Beginning at the line with "Transcribe this image's", output each line to the end of the listing below exactly, please.

[Stored data]
- - - - - - -

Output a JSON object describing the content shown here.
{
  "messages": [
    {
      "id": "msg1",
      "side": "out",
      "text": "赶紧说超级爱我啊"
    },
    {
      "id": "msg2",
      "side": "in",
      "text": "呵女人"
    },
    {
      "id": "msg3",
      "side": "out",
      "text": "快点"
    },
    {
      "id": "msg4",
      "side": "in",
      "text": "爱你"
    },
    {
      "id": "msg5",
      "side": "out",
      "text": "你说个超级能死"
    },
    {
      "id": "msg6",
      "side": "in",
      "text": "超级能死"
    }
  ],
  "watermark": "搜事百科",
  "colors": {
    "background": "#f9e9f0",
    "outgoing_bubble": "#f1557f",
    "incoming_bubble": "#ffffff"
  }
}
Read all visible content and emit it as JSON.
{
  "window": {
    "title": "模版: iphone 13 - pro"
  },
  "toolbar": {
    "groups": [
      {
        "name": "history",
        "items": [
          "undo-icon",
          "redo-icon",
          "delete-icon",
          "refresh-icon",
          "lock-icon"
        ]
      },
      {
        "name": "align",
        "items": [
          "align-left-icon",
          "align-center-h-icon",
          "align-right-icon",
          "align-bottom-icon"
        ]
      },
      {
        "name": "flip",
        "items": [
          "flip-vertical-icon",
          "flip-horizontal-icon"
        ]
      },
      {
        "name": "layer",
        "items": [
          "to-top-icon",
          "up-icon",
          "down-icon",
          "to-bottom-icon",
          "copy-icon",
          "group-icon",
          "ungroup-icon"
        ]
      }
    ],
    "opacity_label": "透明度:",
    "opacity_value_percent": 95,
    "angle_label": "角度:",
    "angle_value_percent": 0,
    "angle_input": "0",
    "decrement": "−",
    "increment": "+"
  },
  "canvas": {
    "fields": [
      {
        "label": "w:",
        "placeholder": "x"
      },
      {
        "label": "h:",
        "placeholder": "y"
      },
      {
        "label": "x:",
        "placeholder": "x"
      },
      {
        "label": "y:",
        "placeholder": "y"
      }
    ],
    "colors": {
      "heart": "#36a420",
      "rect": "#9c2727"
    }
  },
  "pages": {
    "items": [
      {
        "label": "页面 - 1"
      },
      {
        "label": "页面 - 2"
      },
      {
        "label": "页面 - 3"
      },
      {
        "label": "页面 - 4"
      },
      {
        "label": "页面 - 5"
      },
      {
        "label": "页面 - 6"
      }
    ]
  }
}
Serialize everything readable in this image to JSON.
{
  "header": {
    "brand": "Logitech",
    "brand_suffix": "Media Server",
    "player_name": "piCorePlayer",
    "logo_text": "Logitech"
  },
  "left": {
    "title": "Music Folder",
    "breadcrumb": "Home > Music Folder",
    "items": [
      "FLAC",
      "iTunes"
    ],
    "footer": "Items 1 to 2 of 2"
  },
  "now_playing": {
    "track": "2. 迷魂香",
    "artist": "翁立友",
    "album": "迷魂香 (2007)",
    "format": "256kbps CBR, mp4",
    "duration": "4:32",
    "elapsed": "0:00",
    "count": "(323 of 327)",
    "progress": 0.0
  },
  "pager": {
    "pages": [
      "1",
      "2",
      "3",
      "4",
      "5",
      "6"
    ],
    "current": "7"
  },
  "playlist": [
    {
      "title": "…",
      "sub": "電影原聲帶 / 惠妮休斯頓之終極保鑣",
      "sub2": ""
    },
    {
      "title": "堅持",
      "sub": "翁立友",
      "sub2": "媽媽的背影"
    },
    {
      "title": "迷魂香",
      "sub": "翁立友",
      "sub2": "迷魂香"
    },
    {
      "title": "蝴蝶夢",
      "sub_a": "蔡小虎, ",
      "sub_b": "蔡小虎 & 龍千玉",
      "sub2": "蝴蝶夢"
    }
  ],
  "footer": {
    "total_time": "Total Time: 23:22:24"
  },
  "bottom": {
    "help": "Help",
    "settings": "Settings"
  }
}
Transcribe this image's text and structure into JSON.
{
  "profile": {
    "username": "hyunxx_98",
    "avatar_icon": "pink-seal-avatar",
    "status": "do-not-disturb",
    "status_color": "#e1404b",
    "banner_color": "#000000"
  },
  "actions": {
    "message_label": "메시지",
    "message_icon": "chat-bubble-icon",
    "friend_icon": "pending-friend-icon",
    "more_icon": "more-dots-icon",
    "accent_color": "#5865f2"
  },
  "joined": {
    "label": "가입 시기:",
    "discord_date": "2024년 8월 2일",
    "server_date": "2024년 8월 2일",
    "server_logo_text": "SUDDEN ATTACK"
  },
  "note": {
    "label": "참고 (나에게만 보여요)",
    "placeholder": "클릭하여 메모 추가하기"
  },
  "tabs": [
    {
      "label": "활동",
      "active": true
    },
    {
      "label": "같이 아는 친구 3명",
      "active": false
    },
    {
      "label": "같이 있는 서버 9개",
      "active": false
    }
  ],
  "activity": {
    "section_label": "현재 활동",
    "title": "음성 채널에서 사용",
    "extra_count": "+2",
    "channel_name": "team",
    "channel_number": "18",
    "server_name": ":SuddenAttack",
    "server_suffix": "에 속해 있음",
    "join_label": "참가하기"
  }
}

- - - - - - -

Answer to the exercise:
Transcribe this image's text and structure into JSON.
{
  "profile": {
    "username": "hyunxx_98",
    "avatar_icon": "pink-seal-avatar",
    "status": "do-not-disturb",
    "status_color": "#e1404b",
    "banner_color": "#000000"
  },
  "actions": {
    "message_label": "메시지",
    "message_icon": "chat-bubble-icon",
    "friend_icon": "pending-friend-icon",
    "more_icon": "more-dots-icon",
    "accent_color": "#5865f2"
  },
  "joined": {
    "label": "가입 시기:",
    "discord_date": "2024년 8월 2일",
    "server_date": "2024년 8월 2일",
    "server_logo_text": "SUDDEN ATTACK"
  },
  "note": {
    "label": "참고 (나에게만 보여요)",
    "placeholder": "클릭하여 메모 추가하기"
  },
  "tabs": [
    {
      "label": "활동",
      "active": true
    },
    {
      "label": "같이 아는 친구 3명",
      "active": false
    },
    {
      "label": "같이 있는 서버 9개",
      "active": false
    }
  ],
  "activity": {
    "section_label": "현재 활동",
    "title": "음성 채널에서 사용",
    "extra_count": "+2",
    "channel_name": "team",
    "channel_number": "18",
    "server_name": ":SuddenAttack",
    "server_suffix": "에 속해 있음",
    "join_label": "참가하기"
  }
}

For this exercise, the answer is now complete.